• Task requirements
Reproduce the material verbatim, starting with the line that contains "button[interactable]: 1 [18, 284, 272, 452]" and going on through the line that contains "staticText: 12 [363, 315, 416, 378]", both included.
──────── Listed entries
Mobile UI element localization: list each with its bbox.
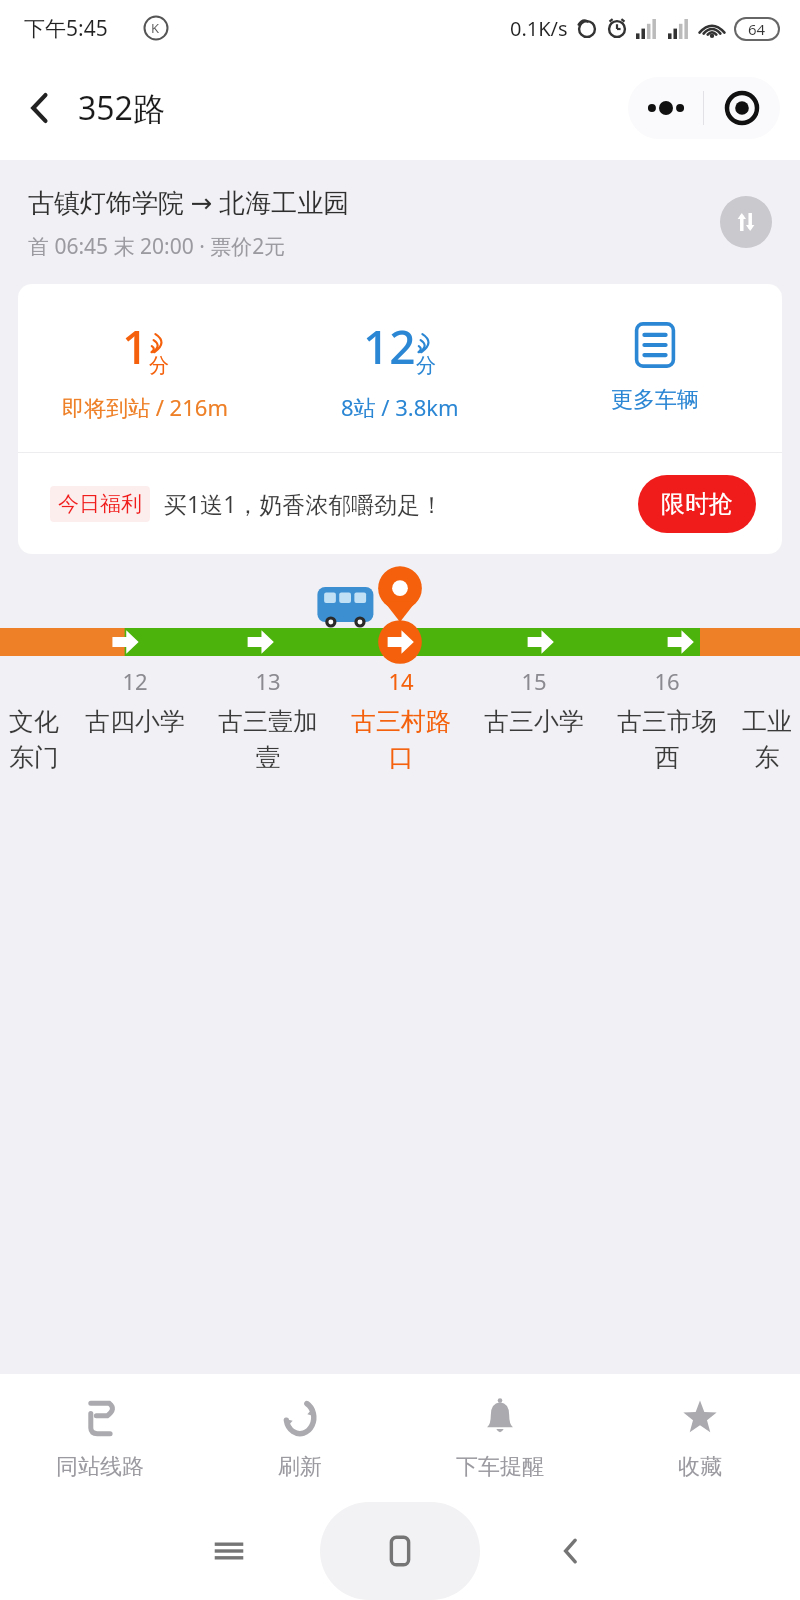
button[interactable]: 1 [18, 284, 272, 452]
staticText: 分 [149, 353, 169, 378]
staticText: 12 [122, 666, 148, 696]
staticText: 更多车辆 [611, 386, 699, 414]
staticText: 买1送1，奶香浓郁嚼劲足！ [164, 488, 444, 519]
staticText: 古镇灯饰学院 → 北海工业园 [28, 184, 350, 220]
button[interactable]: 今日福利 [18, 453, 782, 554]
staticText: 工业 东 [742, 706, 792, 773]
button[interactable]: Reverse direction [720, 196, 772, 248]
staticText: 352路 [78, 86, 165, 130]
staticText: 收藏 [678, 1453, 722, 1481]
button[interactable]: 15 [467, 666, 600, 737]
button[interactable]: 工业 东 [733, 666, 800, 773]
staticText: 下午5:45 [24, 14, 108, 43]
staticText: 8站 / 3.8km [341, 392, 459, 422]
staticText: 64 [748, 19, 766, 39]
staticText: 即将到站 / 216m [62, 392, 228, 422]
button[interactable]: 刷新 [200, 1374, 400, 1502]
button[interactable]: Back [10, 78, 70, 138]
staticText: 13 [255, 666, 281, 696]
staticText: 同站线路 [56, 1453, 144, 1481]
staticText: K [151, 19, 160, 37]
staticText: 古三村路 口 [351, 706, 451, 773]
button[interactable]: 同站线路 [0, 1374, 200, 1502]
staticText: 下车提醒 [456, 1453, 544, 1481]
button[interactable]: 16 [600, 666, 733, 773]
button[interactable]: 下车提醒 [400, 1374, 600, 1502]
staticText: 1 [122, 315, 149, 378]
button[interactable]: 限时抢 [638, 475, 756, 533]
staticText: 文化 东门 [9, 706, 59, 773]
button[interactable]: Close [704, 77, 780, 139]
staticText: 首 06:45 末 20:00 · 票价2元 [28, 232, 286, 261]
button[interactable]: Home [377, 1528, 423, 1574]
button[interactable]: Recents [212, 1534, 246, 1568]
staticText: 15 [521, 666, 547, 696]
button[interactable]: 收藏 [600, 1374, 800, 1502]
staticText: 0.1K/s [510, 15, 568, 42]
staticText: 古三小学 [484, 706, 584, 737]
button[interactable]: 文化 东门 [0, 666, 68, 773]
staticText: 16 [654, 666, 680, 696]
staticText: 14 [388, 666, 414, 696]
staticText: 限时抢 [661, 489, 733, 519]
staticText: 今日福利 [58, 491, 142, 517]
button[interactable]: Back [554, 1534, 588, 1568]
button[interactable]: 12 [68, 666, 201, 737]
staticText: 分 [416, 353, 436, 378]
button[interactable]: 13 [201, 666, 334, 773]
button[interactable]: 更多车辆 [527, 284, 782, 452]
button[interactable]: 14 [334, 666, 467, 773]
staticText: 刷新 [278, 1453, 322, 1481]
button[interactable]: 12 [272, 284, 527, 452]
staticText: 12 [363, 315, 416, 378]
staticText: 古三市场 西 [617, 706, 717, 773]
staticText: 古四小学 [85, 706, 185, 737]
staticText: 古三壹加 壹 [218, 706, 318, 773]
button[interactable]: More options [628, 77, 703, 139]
────────────────
• Result of this exercise
button[interactable]: 1 [18, 284, 272, 452]
staticText: 分 [149, 353, 169, 378]
staticText: 12 [122, 666, 148, 696]
staticText: 更多车辆 [611, 386, 699, 414]
staticText: 买1送1，奶香浓郁嚼劲足！ [164, 488, 444, 519]
staticText: 古镇灯饰学院 → 北海工业园 [28, 184, 350, 220]
button[interactable]: 今日福利 [18, 453, 782, 554]
staticText: 工业 东 [742, 706, 792, 773]
button[interactable]: Reverse direction [720, 196, 772, 248]
staticText: 352路 [78, 86, 165, 130]
staticText: 收藏 [678, 1453, 722, 1481]
button[interactable]: 15 [467, 666, 600, 737]
button[interactable]: 工业 东 [733, 666, 800, 773]
staticText: 下午5:45 [24, 14, 108, 43]
staticText: 8站 / 3.8km [341, 392, 459, 422]
staticText: 64 [748, 19, 766, 39]
staticText: 即将到站 / 216m [62, 392, 228, 422]
button[interactable]: 刷新 [200, 1374, 400, 1502]
button[interactable]: Back [10, 78, 70, 138]
staticText: 13 [255, 666, 281, 696]
staticText: 同站线路 [56, 1453, 144, 1481]
staticText: K [151, 19, 160, 37]
staticText: 古三村路 口 [351, 706, 451, 773]
button[interactable]: 同站线路 [0, 1374, 200, 1502]
staticText: 下车提醒 [456, 1453, 544, 1481]
button[interactable]: 16 [600, 666, 733, 773]
button[interactable]: 下车提醒 [400, 1374, 600, 1502]
staticText: 1 [122, 315, 149, 378]
button[interactable]: 限时抢 [638, 475, 756, 533]
staticText: 文化 东门 [9, 706, 59, 773]
button[interactable]: Close [704, 77, 780, 139]
staticText: 首 06:45 末 20:00 · 票价2元 [28, 232, 286, 261]
button[interactable]: Home [377, 1528, 423, 1574]
button[interactable]: Recents [212, 1534, 246, 1568]
staticText: 15 [521, 666, 547, 696]
button[interactable]: 收藏 [600, 1374, 800, 1502]
staticText: 0.1K/s [510, 15, 568, 42]
staticText: 古三小学 [484, 706, 584, 737]
button[interactable]: 文化 东门 [0, 666, 68, 773]
staticText: 16 [654, 666, 680, 696]
staticText: 14 [388, 666, 414, 696]
staticText: 限时抢 [661, 489, 733, 519]
staticText: 今日福利 [58, 491, 142, 517]
button[interactable]: Back [554, 1534, 588, 1568]
button[interactable]: 12 [68, 666, 201, 737]
staticText: 分 [416, 353, 436, 378]
button[interactable]: 13 [201, 666, 334, 773]
button[interactable]: 更多车辆 [527, 284, 782, 452]
button[interactable]: 14 [334, 666, 467, 773]
staticText: 刷新 [278, 1453, 322, 1481]
button[interactable]: 12 [272, 284, 527, 452]
staticText: 12 [363, 315, 416, 378]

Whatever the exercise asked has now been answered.